* Begin Information provided *
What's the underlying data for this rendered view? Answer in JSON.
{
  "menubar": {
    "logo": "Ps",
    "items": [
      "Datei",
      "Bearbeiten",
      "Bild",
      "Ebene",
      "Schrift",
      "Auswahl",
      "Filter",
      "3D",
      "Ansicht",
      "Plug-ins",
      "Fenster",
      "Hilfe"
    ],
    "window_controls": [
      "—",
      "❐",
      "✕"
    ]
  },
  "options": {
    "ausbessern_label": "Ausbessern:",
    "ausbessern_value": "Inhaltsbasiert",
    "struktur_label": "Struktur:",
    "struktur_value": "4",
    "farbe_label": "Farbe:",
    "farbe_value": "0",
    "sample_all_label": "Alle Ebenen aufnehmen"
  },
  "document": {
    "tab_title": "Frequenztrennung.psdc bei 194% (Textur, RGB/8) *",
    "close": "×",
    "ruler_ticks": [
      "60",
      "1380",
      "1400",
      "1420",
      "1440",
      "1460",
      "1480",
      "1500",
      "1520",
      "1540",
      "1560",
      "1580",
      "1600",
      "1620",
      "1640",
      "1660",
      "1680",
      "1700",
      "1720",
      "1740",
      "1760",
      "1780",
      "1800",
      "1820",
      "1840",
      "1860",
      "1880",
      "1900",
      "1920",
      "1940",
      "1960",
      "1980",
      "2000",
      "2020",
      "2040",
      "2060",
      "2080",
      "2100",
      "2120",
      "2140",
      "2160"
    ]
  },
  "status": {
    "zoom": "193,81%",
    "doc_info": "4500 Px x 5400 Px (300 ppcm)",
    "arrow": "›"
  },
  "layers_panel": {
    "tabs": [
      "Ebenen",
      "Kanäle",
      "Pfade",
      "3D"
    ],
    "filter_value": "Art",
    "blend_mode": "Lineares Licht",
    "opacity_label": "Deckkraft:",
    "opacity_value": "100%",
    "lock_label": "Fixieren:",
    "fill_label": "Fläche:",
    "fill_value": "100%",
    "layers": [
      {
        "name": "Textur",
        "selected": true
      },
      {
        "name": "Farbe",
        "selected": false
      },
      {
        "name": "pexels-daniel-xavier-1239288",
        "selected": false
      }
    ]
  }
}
* End Information provided *
- **Written problem**
Find every line that has "Textur" in it, then return those lines.

- **Reply**
    "tab_title": "Frequenztrennung.psdc bei 194% (Textur, RGB/8) *",
        "name": "Textur",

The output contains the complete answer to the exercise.